[Written problem]: Make an exact copy of all the entries below, with the pictures left out.

[Input for this task]:
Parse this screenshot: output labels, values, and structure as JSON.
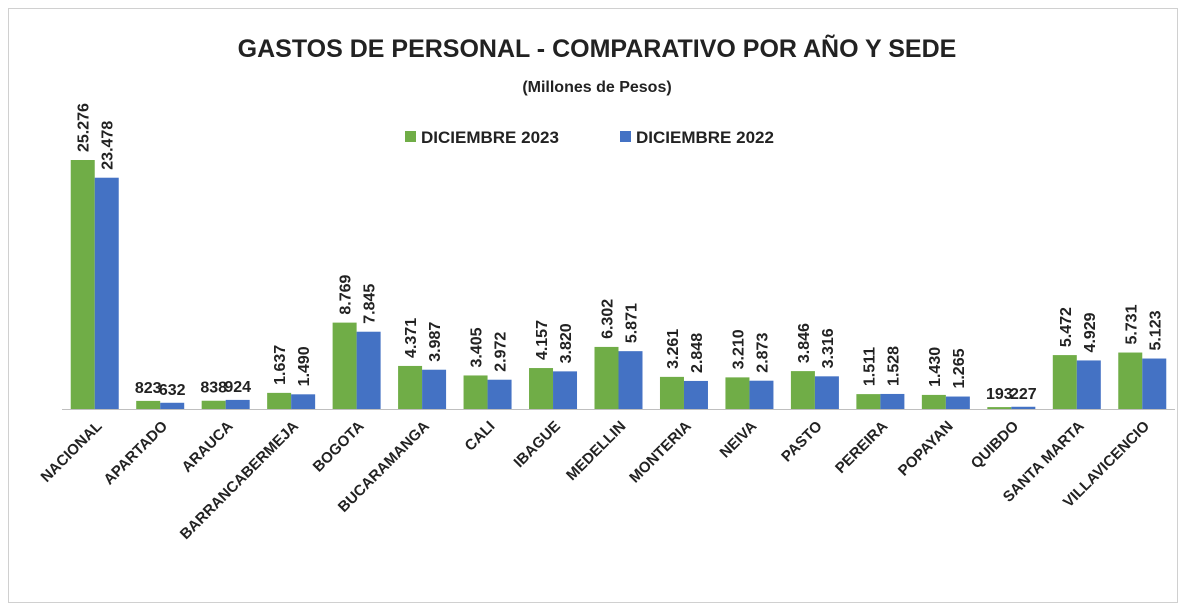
{
  "chart_data": {
    "type": "bar",
    "title": "GASTOS DE PERSONAL - COMPARATIVO POR AÑO Y SEDE",
    "subtitle": "(Millones de Pesos)",
    "categories": [
      "NACIONAL",
      "APARTADO",
      "ARAUCA",
      "BARRANCABERMEJA",
      "BOGOTA",
      "BUCARAMANGA",
      "CALI",
      "IBAGUE",
      "MEDELLIN",
      "MONTERIA",
      "NEIVA",
      "PASTO",
      "PEREIRA",
      "POPAYAN",
      "QUIBDO",
      "SANTA MARTA",
      "VILLAVICENCIO"
    ],
    "series": [
      {
        "name": "DICIEMBRE 2023",
        "color": "#70ad47",
        "values": [
          25276,
          823,
          838,
          1637,
          8769,
          4371,
          3405,
          4157,
          6302,
          3261,
          3210,
          3846,
          1511,
          1430,
          193,
          5472,
          5731
        ],
        "value_labels": [
          "25.276",
          "823",
          "838",
          "1.637",
          "8.769",
          "4.371",
          "3.405",
          "4.157",
          "6.302",
          "3.261",
          "3.210",
          "3.846",
          "1.511",
          "1.430",
          "193",
          "5.472",
          "5.731"
        ]
      },
      {
        "name": "DICIEMBRE 2022",
        "color": "#4472c4",
        "values": [
          23478,
          632,
          924,
          1490,
          7845,
          3987,
          2972,
          3820,
          5871,
          2848,
          2873,
          3316,
          1528,
          1265,
          227,
          4929,
          5123
        ],
        "value_labels": [
          "23.478",
          "632",
          "924",
          "1.490",
          "7.845",
          "3.987",
          "2.972",
          "3.820",
          "5.871",
          "2.848",
          "2.873",
          "3.316",
          "1.528",
          "1.265",
          "227",
          "4.929",
          "5.123"
        ]
      }
    ],
    "legend": "top"
  }
}
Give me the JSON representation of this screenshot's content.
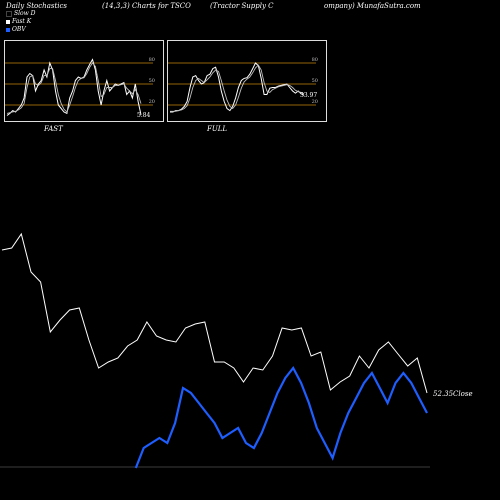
{
  "header": {
    "left": "Daily Stochastics",
    "mid": "(14,3,3) Charts for TSCO",
    "right1": "(Tractor Supply C",
    "right2": "ompany) MunafaSutra.com"
  },
  "legend": [
    {
      "label": "Slow  D",
      "color": "#000000"
    },
    {
      "label": "Fast K",
      "color": "#ffffff"
    },
    {
      "label": "OBV",
      "color": "#1e5eff"
    }
  ],
  "panels": {
    "fast": {
      "label": "FAST",
      "value_label": "5.84",
      "ticks": [
        "80",
        "50",
        "20"
      ]
    },
    "full": {
      "label": "FULL",
      "value_label": "33.97",
      "ticks": [
        "80",
        "50",
        "20"
      ]
    }
  },
  "chart_data": [
    {
      "type": "line",
      "name": "FAST",
      "ylim": [
        0,
        100
      ],
      "levels": [
        80,
        50,
        20
      ],
      "series": [
        {
          "name": "Fast K",
          "color": "#ffffff",
          "values": [
            5,
            8,
            12,
            10,
            15,
            20,
            30,
            60,
            65,
            62,
            40,
            50,
            55,
            70,
            60,
            80,
            70,
            40,
            20,
            15,
            10,
            8,
            30,
            40,
            55,
            60,
            58,
            60,
            70,
            78,
            85,
            70,
            40,
            20,
            40,
            55,
            40,
            45,
            50,
            48,
            50,
            52,
            35,
            40,
            30,
            50,
            25,
            5.84
          ]
        },
        {
          "name": "Slow D",
          "color": "#cccccc",
          "values": [
            8,
            9,
            10,
            11,
            13,
            16,
            22,
            45,
            60,
            62,
            50,
            48,
            52,
            62,
            62,
            72,
            72,
            55,
            35,
            22,
            14,
            10,
            20,
            32,
            45,
            55,
            58,
            59,
            65,
            74,
            80,
            75,
            55,
            32,
            35,
            45,
            45,
            45,
            48,
            48,
            49,
            50,
            44,
            40,
            36,
            42,
            35,
            22
          ]
        }
      ]
    },
    {
      "type": "line",
      "name": "FULL",
      "ylim": [
        0,
        100
      ],
      "levels": [
        80,
        50,
        20
      ],
      "series": [
        {
          "name": "Full K",
          "color": "#ffffff",
          "values": [
            10,
            10,
            12,
            12,
            14,
            18,
            25,
            45,
            60,
            62,
            55,
            50,
            52,
            62,
            64,
            72,
            74,
            60,
            40,
            25,
            15,
            12,
            18,
            30,
            45,
            55,
            58,
            59,
            64,
            72,
            80,
            76,
            58,
            35,
            35,
            44,
            45,
            45,
            47,
            48,
            49,
            50,
            45,
            40,
            37,
            40,
            36,
            33.97
          ]
        },
        {
          "name": "Full D",
          "color": "#cccccc",
          "values": [
            11,
            11,
            11,
            12,
            13,
            15,
            19,
            30,
            45,
            55,
            58,
            55,
            52,
            56,
            60,
            66,
            70,
            68,
            55,
            40,
            27,
            18,
            15,
            20,
            31,
            44,
            53,
            57,
            60,
            66,
            73,
            77,
            70,
            52,
            40,
            38,
            42,
            44,
            46,
            47,
            48,
            49,
            48,
            45,
            41,
            39,
            38,
            36
          ]
        }
      ]
    },
    {
      "type": "line",
      "name": "price",
      "value_label": "52.35",
      "value_suffix": "Close",
      "series": [
        {
          "name": "Close",
          "color": "#ffffff",
          "values": [
            59.5,
            59.6,
            60.3,
            58.4,
            57.9,
            55.4,
            56.0,
            56.5,
            56.6,
            55.0,
            53.6,
            53.9,
            54.1,
            54.7,
            55.0,
            55.9,
            55.2,
            55.0,
            54.9,
            55.6,
            55.8,
            55.9,
            53.9,
            53.9,
            53.6,
            52.9,
            53.6,
            53.5,
            54.2,
            55.6,
            55.5,
            55.6,
            54.2,
            54.4,
            52.5,
            52.9,
            53.2,
            54.2,
            53.6,
            54.5,
            54.9,
            54.3,
            53.7,
            54.1,
            52.35
          ]
        }
      ]
    },
    {
      "type": "line",
      "name": "OBV",
      "series": [
        {
          "name": "OBV",
          "color": "#1e5eff",
          "values": [
            null,
            null,
            null,
            null,
            null,
            null,
            null,
            null,
            null,
            null,
            null,
            null,
            null,
            null,
            null,
            null,
            null,
            -100,
            -60,
            -50,
            -40,
            -50,
            -10,
            60,
            50,
            30,
            10,
            -10,
            -40,
            -30,
            -20,
            -50,
            -60,
            -30,
            10,
            50,
            80,
            100,
            70,
            30,
            -20,
            -50,
            -80,
            -30,
            10,
            40,
            70,
            90,
            60,
            30,
            70,
            90,
            70,
            40,
            10
          ]
        }
      ]
    }
  ]
}
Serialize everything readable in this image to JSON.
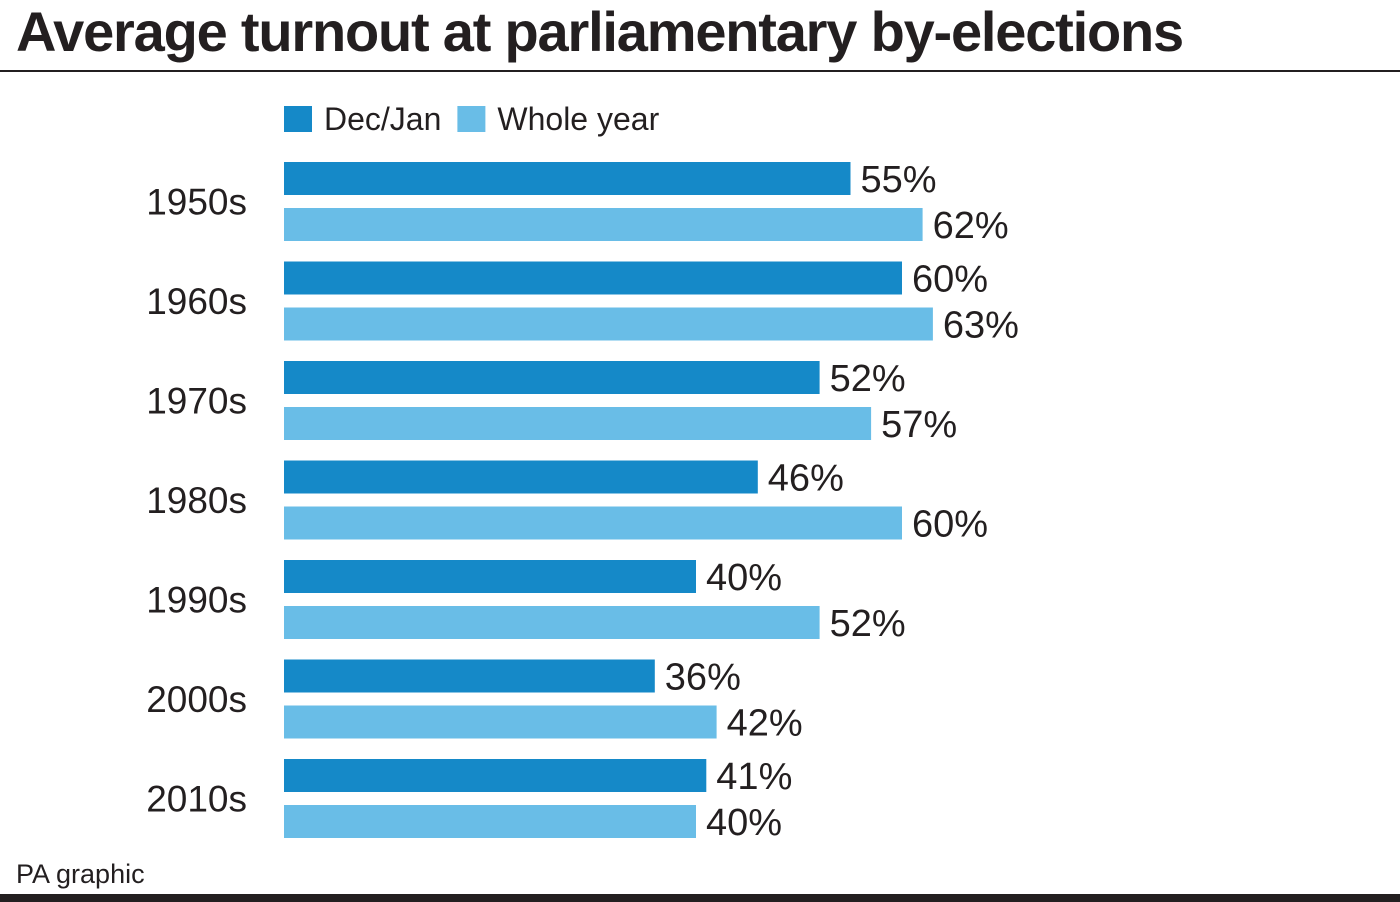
{
  "title": "Average turnout at parliamentary by-elections",
  "source": "PA graphic",
  "colors": {
    "dec_jan": "#1589c8",
    "whole_year": "#69bde7",
    "text": "#231f20"
  },
  "chart_data": {
    "type": "bar",
    "orientation": "horizontal",
    "title": "Average turnout at parliamentary by-elections",
    "categories": [
      "1950s",
      "1960s",
      "1970s",
      "1980s",
      "1990s",
      "2000s",
      "2010s"
    ],
    "series": [
      {
        "name": "Dec/Jan",
        "color": "#1589c8",
        "values": [
          55,
          60,
          52,
          46,
          40,
          36,
          41
        ]
      },
      {
        "name": "Whole year",
        "color": "#69bde7",
        "values": [
          62,
          63,
          57,
          60,
          52,
          42,
          40
        ]
      }
    ],
    "value_suffix": "%",
    "xlim": [
      0,
      100
    ],
    "grid": false,
    "legend": "top-left"
  }
}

[Solution for this exercise]:
Parse this screenshot: output labels, values, and structure as JSON.
{
  "chart_data": {
    "type": "bar",
    "title": "GASTOS DE PERSONAL - COMPARATIVO POR AÑO Y SEDE",
    "subtitle": "(Millones de Pesos)",
    "categories": [
      "NACIONAL",
      "APARTADO",
      "ARAUCA",
      "BARRANCABERMEJA",
      "BOGOTA",
      "BUCARAMANGA",
      "CALI",
      "IBAGUE",
      "MEDELLIN",
      "MONTERIA",
      "NEIVA",
      "PASTO",
      "PEREIRA",
      "POPAYAN",
      "QUIBDO",
      "SANTA MARTA",
      "VILLAVICENCIO"
    ],
    "series": [
      {
        "name": "DICIEMBRE 2023",
        "color": "#70ad47",
        "values": [
          25276,
          823,
          838,
          1637,
          8769,
          4371,
          3405,
          4157,
          6302,
          3261,
          3210,
          3846,
          1511,
          1430,
          193,
          5472,
          5731
        ],
        "value_labels": [
          "25.276",
          "823",
          "838",
          "1.637",
          "8.769",
          "4.371",
          "3.405",
          "4.157",
          "6.302",
          "3.261",
          "3.210",
          "3.846",
          "1.511",
          "1.430",
          "193",
          "5.472",
          "5.731"
        ]
      },
      {
        "name": "DICIEMBRE 2022",
        "color": "#4472c4",
        "values": [
          23478,
          632,
          924,
          1490,
          7845,
          3987,
          2972,
          3820,
          5871,
          2848,
          2873,
          3316,
          1528,
          1265,
          227,
          4929,
          5123
        ],
        "value_labels": [
          "23.478",
          "632",
          "924",
          "1.490",
          "7.845",
          "3.987",
          "2.972",
          "3.820",
          "5.871",
          "2.848",
          "2.873",
          "3.316",
          "1.528",
          "1.265",
          "227",
          "4.929",
          "5.123"
        ]
      }
    ],
    "legend": "top"
  }
}
Give me the JSON representation of this screenshot's content.
{
  "header": {
    "left": "Daily Stochastics",
    "mid": "(14,3,3) Charts for TSCO",
    "right1": "(Tractor Supply C",
    "right2": "ompany) MunafaSutra.com"
  },
  "legend": [
    {
      "label": "Slow  D",
      "color": "#000000"
    },
    {
      "label": "Fast K",
      "color": "#ffffff"
    },
    {
      "label": "OBV",
      "color": "#1e5eff"
    }
  ],
  "panels": {
    "fast": {
      "label": "FAST",
      "value_label": "5.84",
      "ticks": [
        "80",
        "50",
        "20"
      ]
    },
    "full": {
      "label": "FULL",
      "value_label": "33.97",
      "ticks": [
        "80",
        "50",
        "20"
      ]
    }
  },
  "chart_data": [
    {
      "type": "line",
      "name": "FAST",
      "ylim": [
        0,
        100
      ],
      "levels": [
        80,
        50,
        20
      ],
      "series": [
        {
          "name": "Fast K",
          "color": "#ffffff",
          "values": [
            5,
            8,
            12,
            10,
            15,
            20,
            30,
            60,
            65,
            62,
            40,
            50,
            55,
            70,
            60,
            80,
            70,
            40,
            20,
            15,
            10,
            8,
            30,
            40,
            55,
            60,
            58,
            60,
            70,
            78,
            85,
            70,
            40,
            20,
            40,
            55,
            40,
            45,
            50,
            48,
            50,
            52,
            35,
            40,
            30,
            50,
            25,
            5.84
          ]
        },
        {
          "name": "Slow D",
          "color": "#cccccc",
          "values": [
            8,
            9,
            10,
            11,
            13,
            16,
            22,
            45,
            60,
            62,
            50,
            48,
            52,
            62,
            62,
            72,
            72,
            55,
            35,
            22,
            14,
            10,
            20,
            32,
            45,
            55,
            58,
            59,
            65,
            74,
            80,
            75,
            55,
            32,
            35,
            45,
            45,
            45,
            48,
            48,
            49,
            50,
            44,
            40,
            36,
            42,
            35,
            22
          ]
        }
      ]
    },
    {
      "type": "line",
      "name": "FULL",
      "ylim": [
        0,
        100
      ],
      "levels": [
        80,
        50,
        20
      ],
      "series": [
        {
          "name": "Full K",
          "color": "#ffffff",
          "values": [
            10,
            10,
            12,
            12,
            14,
            18,
            25,
            45,
            60,
            62,
            55,
            50,
            52,
            62,
            64,
            72,
            74,
            60,
            40,
            25,
            15,
            12,
            18,
            30,
            45,
            55,
            58,
            59,
            64,
            72,
            80,
            76,
            58,
            35,
            35,
            44,
            45,
            45,
            47,
            48,
            49,
            50,
            45,
            40,
            37,
            40,
            36,
            33.97
          ]
        },
        {
          "name": "Full D",
          "color": "#cccccc",
          "values": [
            11,
            11,
            11,
            12,
            13,
            15,
            19,
            30,
            45,
            55,
            58,
            55,
            52,
            56,
            60,
            66,
            70,
            68,
            55,
            40,
            27,
            18,
            15,
            20,
            31,
            44,
            53,
            57,
            60,
            66,
            73,
            77,
            70,
            52,
            40,
            38,
            42,
            44,
            46,
            47,
            48,
            49,
            48,
            45,
            41,
            39,
            38,
            36
          ]
        }
      ]
    },
    {
      "type": "line",
      "name": "price",
      "value_label": "52.35",
      "value_suffix": "Close",
      "series": [
        {
          "name": "Close",
          "color": "#ffffff",
          "values": [
            59.5,
            59.6,
            60.3,
            58.4,
            57.9,
            55.4,
            56.0,
            56.5,
            56.6,
            55.0,
            53.6,
            53.9,
            54.1,
            54.7,
            55.0,
            55.9,
            55.2,
            55.0,
            54.9,
            55.6,
            55.8,
            55.9,
            53.9,
            53.9,
            53.6,
            52.9,
            53.6,
            53.5,
            54.2,
            55.6,
            55.5,
            55.6,
            54.2,
            54.4,
            52.5,
            52.9,
            53.2,
            54.2,
            53.6,
            54.5,
            54.9,
            54.3,
            53.7,
            54.1,
            52.35
          ]
        }
      ]
    },
    {
      "type": "line",
      "name": "OBV",
      "series": [
        {
          "name": "OBV",
          "color": "#1e5eff",
          "values": [
            null,
            null,
            null,
            null,
            null,
            null,
            null,
            null,
            null,
            null,
            null,
            null,
            null,
            null,
            null,
            null,
            null,
            -100,
            -60,
            -50,
            -40,
            -50,
            -10,
            60,
            50,
            30,
            10,
            -10,
            -40,
            -30,
            -20,
            -50,
            -60,
            -30,
            10,
            50,
            80,
            100,
            70,
            30,
            -20,
            -50,
            -80,
            -30,
            10,
            40,
            70,
            90,
            60,
            30,
            70,
            90,
            70,
            40,
            10
          ]
        }
      ]
    }
  ]
}
Serialize everything readable in this image to JSON.
{
  "title": "Average turnout at parliamentary by-elections",
  "source": "PA graphic",
  "colors": {
    "dec_jan": "#1589c8",
    "whole_year": "#69bde7",
    "text": "#231f20"
  },
  "chart_data": {
    "type": "bar",
    "orientation": "horizontal",
    "title": "Average turnout at parliamentary by-elections",
    "categories": [
      "1950s",
      "1960s",
      "1970s",
      "1980s",
      "1990s",
      "2000s",
      "2010s"
    ],
    "series": [
      {
        "name": "Dec/Jan",
        "color": "#1589c8",
        "values": [
          55,
          60,
          52,
          46,
          40,
          36,
          41
        ]
      },
      {
        "name": "Whole year",
        "color": "#69bde7",
        "values": [
          62,
          63,
          57,
          60,
          52,
          42,
          40
        ]
      }
    ],
    "value_suffix": "%",
    "xlim": [
      0,
      100
    ],
    "grid": false,
    "legend": "top-left"
  }
}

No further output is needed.